Problem to work on
Below are some records; repeat them all exactly, minus the pictures.

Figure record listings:
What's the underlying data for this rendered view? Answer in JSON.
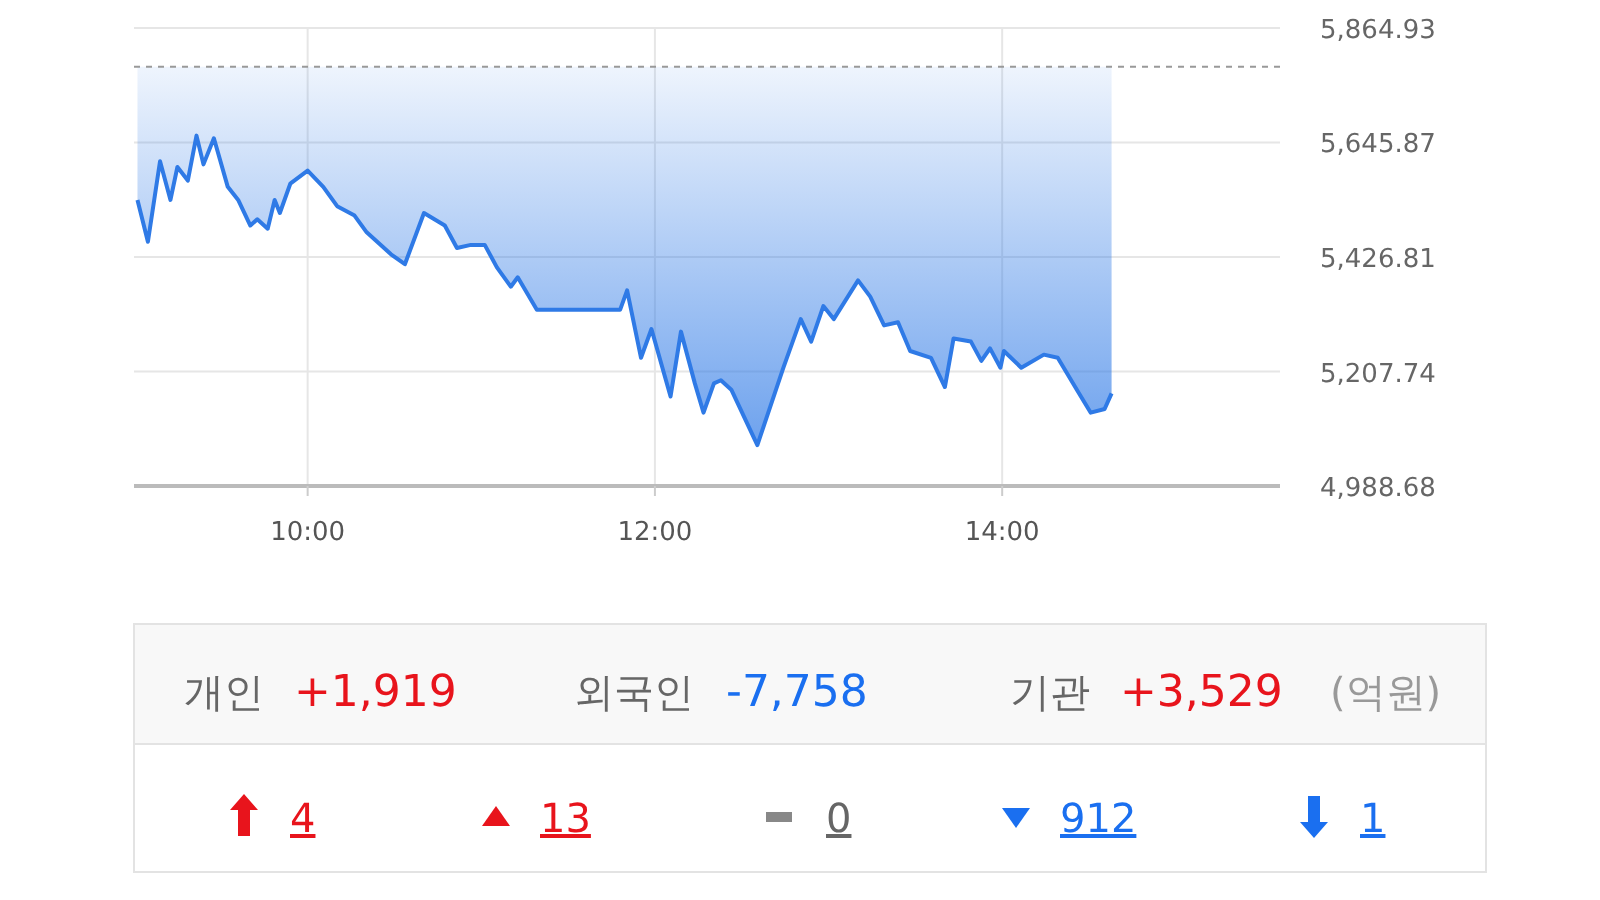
{
  "chart_data": [
    {
      "type": "line",
      "grid": true,
      "tick_labels": "xy",
      "x": [
        9.02,
        9.08,
        9.15,
        9.21,
        9.25,
        9.31,
        9.36,
        9.4,
        9.46,
        9.54,
        9.6,
        9.67,
        9.71,
        9.77,
        9.81,
        9.84,
        9.9,
        10.0,
        10.09,
        10.17,
        10.27,
        10.34,
        10.48,
        10.56,
        10.67,
        10.79,
        10.86,
        10.94,
        11.02,
        11.09,
        11.17,
        11.21,
        11.32,
        11.8,
        11.84,
        11.92,
        11.98,
        12.09,
        12.15,
        12.23,
        12.28,
        12.34,
        12.38,
        12.44,
        12.59,
        12.74,
        12.84,
        12.9,
        12.97,
        13.03,
        13.17,
        13.24,
        13.32,
        13.4,
        13.47,
        13.59,
        13.67,
        13.72,
        13.82,
        13.88,
        13.93,
        13.99,
        14.01,
        14.11,
        14.24,
        14.32,
        14.43,
        14.51,
        14.59,
        14.63
      ],
      "series": [
        {
          "color": "#2f7ae6",
          "values": [
            5536,
            5456,
            5610,
            5536,
            5599,
            5573,
            5659,
            5604,
            5654,
            5561,
            5536,
            5487,
            5499,
            5481,
            5536,
            5511,
            5567,
            5592,
            5561,
            5524,
            5506,
            5474,
            5432,
            5413,
            5511,
            5487,
            5444,
            5450,
            5450,
            5407,
            5370,
            5388,
            5326,
            5326,
            5363,
            5234,
            5289,
            5160,
            5284,
            5185,
            5129,
            5185,
            5191,
            5173,
            5067,
            5215,
            5308,
            5265,
            5333,
            5308,
            5382,
            5351,
            5296,
            5302,
            5247,
            5234,
            5178,
            5271,
            5265,
            5228,
            5252,
            5215,
            5247,
            5215,
            5240,
            5234,
            5173,
            5129,
            5136,
            5166
          ],
          "lower": [
            5536,
            5456,
            5610,
            5536,
            5599,
            5573,
            5659,
            5604,
            5654,
            5561,
            5536,
            5487,
            5499,
            5481,
            5536,
            5511,
            5567,
            5592,
            5561,
            5524,
            5506,
            5474,
            5432,
            5413,
            5511,
            5487,
            5444,
            5450,
            5450,
            5407,
            5370,
            5388,
            5326,
            5326,
            5363,
            5234,
            5289,
            5160,
            5284,
            5185,
            5129,
            5185,
            5191,
            5173,
            5067,
            5215,
            5308,
            5265,
            5333,
            5308,
            5382,
            5351,
            5296,
            5302,
            5247,
            5234,
            5178,
            5271,
            5265,
            5228,
            5252,
            5215,
            5247,
            5215,
            5240,
            5234,
            5173,
            5129,
            5136,
            5166
          ],
          "upper": [
            5791,
            5791,
            5791,
            5791,
            5791,
            5791,
            5791,
            5791,
            5791,
            5791,
            5791,
            5791,
            5791,
            5791,
            5791,
            5791,
            5791,
            5791,
            5791,
            5791,
            5791,
            5791,
            5791,
            5791,
            5791,
            5791,
            5791,
            5791,
            5791,
            5791,
            5791,
            5791,
            5791,
            5791,
            5791,
            5791,
            5791,
            5791,
            5791,
            5791,
            5791,
            5791,
            5791,
            5791,
            5791,
            5791,
            5791,
            5791,
            5791,
            5791,
            5791,
            5791,
            5791,
            5791,
            5791,
            5791,
            5791,
            5791,
            5791,
            5791,
            5791,
            5791,
            5791,
            5791,
            5791,
            5791,
            5791,
            5791,
            5791,
            5791
          ]
        }
      ],
      "xlim": [
        9,
        15.6
      ],
      "xticks": [
        {
          "value": 10,
          "label": "10:00"
        },
        {
          "value": 12,
          "label": "12:00"
        },
        {
          "value": 14,
          "label": "14:00"
        }
      ],
      "ylim": [
        4988.68,
        5864.93
      ],
      "yticks": [
        {
          "value": 4988.68,
          "label": "4,988.68"
        },
        {
          "value": 5207.74,
          "label": "5,207.74"
        },
        {
          "value": 5426.81,
          "label": "5,426.81"
        },
        {
          "value": 5645.87,
          "label": "5,645.87"
        },
        {
          "value": 5864.93,
          "label": "5,864.93"
        }
      ],
      "ref_lines": [
        {
          "axis": "y",
          "value": 5791,
          "color": "#999999",
          "line_style": "dashed"
        }
      ]
    },
    {
      "type": "other",
      "annotations": [
        "개인",
        "+1,919",
        "외국인",
        "-7,758",
        "기관",
        "+3,529",
        "(억원)",
        "4",
        "13",
        "0",
        "912",
        "1"
      ],
      "colors": [
        "#666666",
        "#e8141c",
        "#666666",
        "#1a6ff0",
        "#666666",
        "#e8141c",
        "#999999",
        "#e8141c",
        "#e8141c",
        "#666666",
        "#1a6ff0",
        "#1a6ff0"
      ]
    }
  ]
}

Completed exercise
What's the underlying data for this rendered view? Answer in JSON.
{
  "chart_data": [
    {
      "type": "line",
      "grid": true,
      "tick_labels": "xy",
      "x": [
        9.02,
        9.08,
        9.15,
        9.21,
        9.25,
        9.31,
        9.36,
        9.4,
        9.46,
        9.54,
        9.6,
        9.67,
        9.71,
        9.77,
        9.81,
        9.84,
        9.9,
        10.0,
        10.09,
        10.17,
        10.27,
        10.34,
        10.48,
        10.56,
        10.67,
        10.79,
        10.86,
        10.94,
        11.02,
        11.09,
        11.17,
        11.21,
        11.32,
        11.8,
        11.84,
        11.92,
        11.98,
        12.09,
        12.15,
        12.23,
        12.28,
        12.34,
        12.38,
        12.44,
        12.59,
        12.74,
        12.84,
        12.9,
        12.97,
        13.03,
        13.17,
        13.24,
        13.32,
        13.4,
        13.47,
        13.59,
        13.67,
        13.72,
        13.82,
        13.88,
        13.93,
        13.99,
        14.01,
        14.11,
        14.24,
        14.32,
        14.43,
        14.51,
        14.59,
        14.63
      ],
      "series": [
        {
          "color": "#2f7ae6",
          "values": [
            5536,
            5456,
            5610,
            5536,
            5599,
            5573,
            5659,
            5604,
            5654,
            5561,
            5536,
            5487,
            5499,
            5481,
            5536,
            5511,
            5567,
            5592,
            5561,
            5524,
            5506,
            5474,
            5432,
            5413,
            5511,
            5487,
            5444,
            5450,
            5450,
            5407,
            5370,
            5388,
            5326,
            5326,
            5363,
            5234,
            5289,
            5160,
            5284,
            5185,
            5129,
            5185,
            5191,
            5173,
            5067,
            5215,
            5308,
            5265,
            5333,
            5308,
            5382,
            5351,
            5296,
            5302,
            5247,
            5234,
            5178,
            5271,
            5265,
            5228,
            5252,
            5215,
            5247,
            5215,
            5240,
            5234,
            5173,
            5129,
            5136,
            5166
          ],
          "lower": [
            5536,
            5456,
            5610,
            5536,
            5599,
            5573,
            5659,
            5604,
            5654,
            5561,
            5536,
            5487,
            5499,
            5481,
            5536,
            5511,
            5567,
            5592,
            5561,
            5524,
            5506,
            5474,
            5432,
            5413,
            5511,
            5487,
            5444,
            5450,
            5450,
            5407,
            5370,
            5388,
            5326,
            5326,
            5363,
            5234,
            5289,
            5160,
            5284,
            5185,
            5129,
            5185,
            5191,
            5173,
            5067,
            5215,
            5308,
            5265,
            5333,
            5308,
            5382,
            5351,
            5296,
            5302,
            5247,
            5234,
            5178,
            5271,
            5265,
            5228,
            5252,
            5215,
            5247,
            5215,
            5240,
            5234,
            5173,
            5129,
            5136,
            5166
          ],
          "upper": [
            5791,
            5791,
            5791,
            5791,
            5791,
            5791,
            5791,
            5791,
            5791,
            5791,
            5791,
            5791,
            5791,
            5791,
            5791,
            5791,
            5791,
            5791,
            5791,
            5791,
            5791,
            5791,
            5791,
            5791,
            5791,
            5791,
            5791,
            5791,
            5791,
            5791,
            5791,
            5791,
            5791,
            5791,
            5791,
            5791,
            5791,
            5791,
            5791,
            5791,
            5791,
            5791,
            5791,
            5791,
            5791,
            5791,
            5791,
            5791,
            5791,
            5791,
            5791,
            5791,
            5791,
            5791,
            5791,
            5791,
            5791,
            5791,
            5791,
            5791,
            5791,
            5791,
            5791,
            5791,
            5791,
            5791,
            5791,
            5791,
            5791,
            5791
          ]
        }
      ],
      "xlim": [
        9,
        15.6
      ],
      "xticks": [
        {
          "value": 10,
          "label": "10:00"
        },
        {
          "value": 12,
          "label": "12:00"
        },
        {
          "value": 14,
          "label": "14:00"
        }
      ],
      "ylim": [
        4988.68,
        5864.93
      ],
      "yticks": [
        {
          "value": 4988.68,
          "label": "4,988.68"
        },
        {
          "value": 5207.74,
          "label": "5,207.74"
        },
        {
          "value": 5426.81,
          "label": "5,426.81"
        },
        {
          "value": 5645.87,
          "label": "5,645.87"
        },
        {
          "value": 5864.93,
          "label": "5,864.93"
        }
      ],
      "ref_lines": [
        {
          "axis": "y",
          "value": 5791,
          "color": "#999999",
          "line_style": "dashed"
        }
      ]
    },
    {
      "type": "other",
      "annotations": [
        "개인",
        "+1,919",
        "외국인",
        "-7,758",
        "기관",
        "+3,529",
        "(억원)",
        "4",
        "13",
        "0",
        "912",
        "1"
      ],
      "colors": [
        "#666666",
        "#e8141c",
        "#666666",
        "#1a6ff0",
        "#666666",
        "#e8141c",
        "#999999",
        "#e8141c",
        "#e8141c",
        "#666666",
        "#1a6ff0",
        "#1a6ff0"
      ]
    }
  ]
}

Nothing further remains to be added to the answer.